* Start RECORDS SUPPLIED *

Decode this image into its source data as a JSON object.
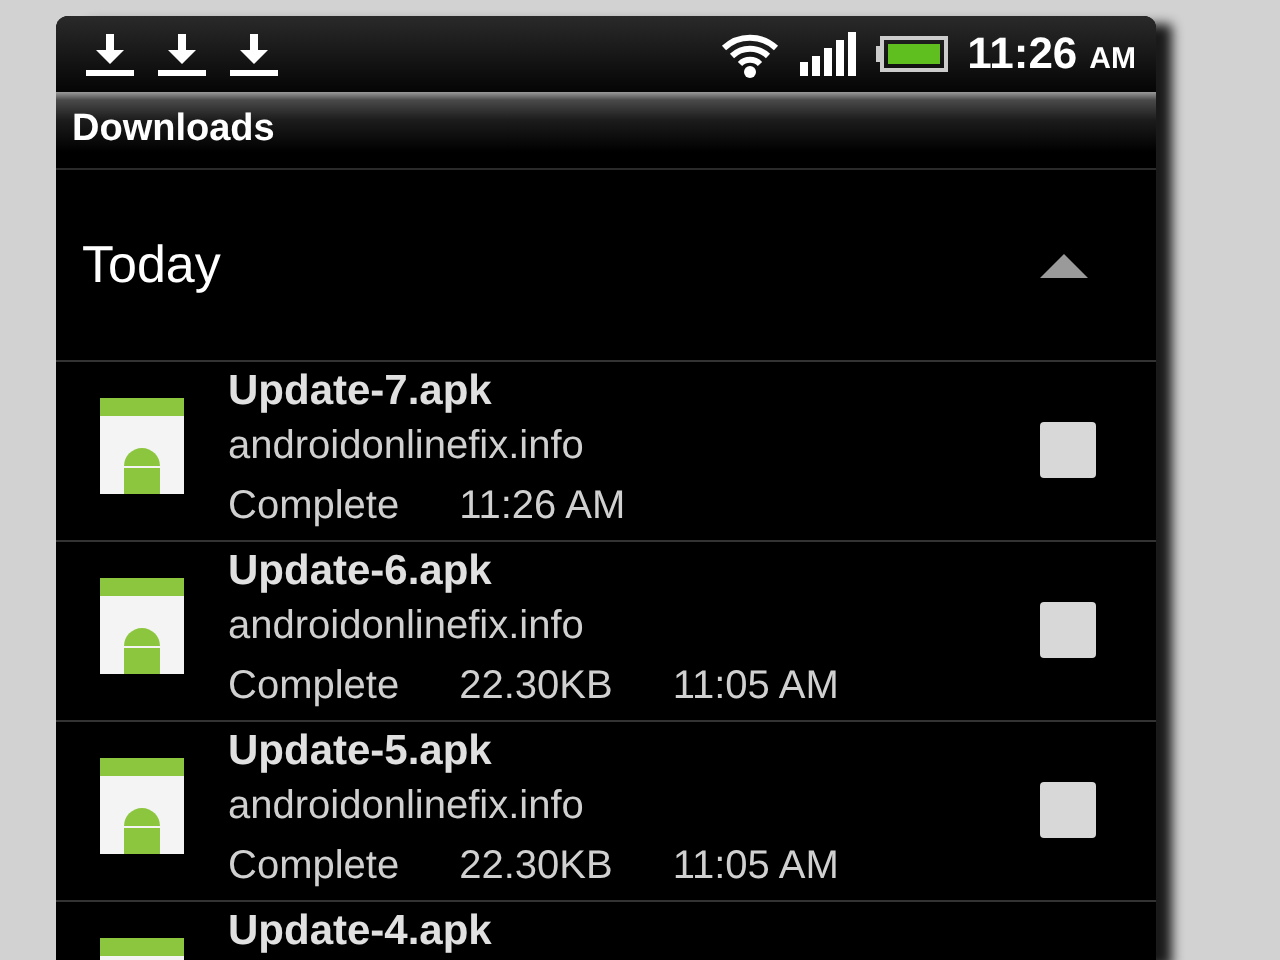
{
  "status_bar": {
    "notifications": [
      {
        "kind": "download"
      },
      {
        "kind": "download"
      },
      {
        "kind": "download"
      }
    ],
    "time": "11:26",
    "ampm": "AM"
  },
  "title_bar": {
    "title": "Downloads"
  },
  "group": {
    "label": "Today",
    "expanded": true
  },
  "downloads": [
    {
      "name": "Update-7.apk",
      "source": "androidonlinefix.info",
      "status": "Complete",
      "time": "11:26 AM",
      "checked": false
    },
    {
      "name": "Update-6.apk",
      "source": "androidonlinefix.info",
      "status": "Complete",
      "size": "22.30KB",
      "time": "11:05 AM",
      "checked": false
    },
    {
      "name": "Update-5.apk",
      "source": "androidonlinefix.info",
      "status": "Complete",
      "size": "22.30KB",
      "time": "11:05 AM",
      "checked": false
    },
    {
      "name": "Update-4.apk"
    }
  ]
}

* End RECORDS SUPPLIED *

**PROBLEM REQUIREMENTS:**
Pictures in the records above are left out; print everything else exactly as written.

**ANSWER TO THE TASK:**
Decode this image into its source data as a JSON object.
{
  "status_bar": {
    "notifications": [
      {
        "kind": "download"
      },
      {
        "kind": "download"
      },
      {
        "kind": "download"
      }
    ],
    "time": "11:26",
    "ampm": "AM"
  },
  "title_bar": {
    "title": "Downloads"
  },
  "group": {
    "label": "Today",
    "expanded": true
  },
  "downloads": [
    {
      "name": "Update-7.apk",
      "source": "androidonlinefix.info",
      "status": "Complete",
      "time": "11:26 AM",
      "checked": false
    },
    {
      "name": "Update-6.apk",
      "source": "androidonlinefix.info",
      "status": "Complete",
      "size": "22.30KB",
      "time": "11:05 AM",
      "checked": false
    },
    {
      "name": "Update-5.apk",
      "source": "androidonlinefix.info",
      "status": "Complete",
      "size": "22.30KB",
      "time": "11:05 AM",
      "checked": false
    },
    {
      "name": "Update-4.apk"
    }
  ]
}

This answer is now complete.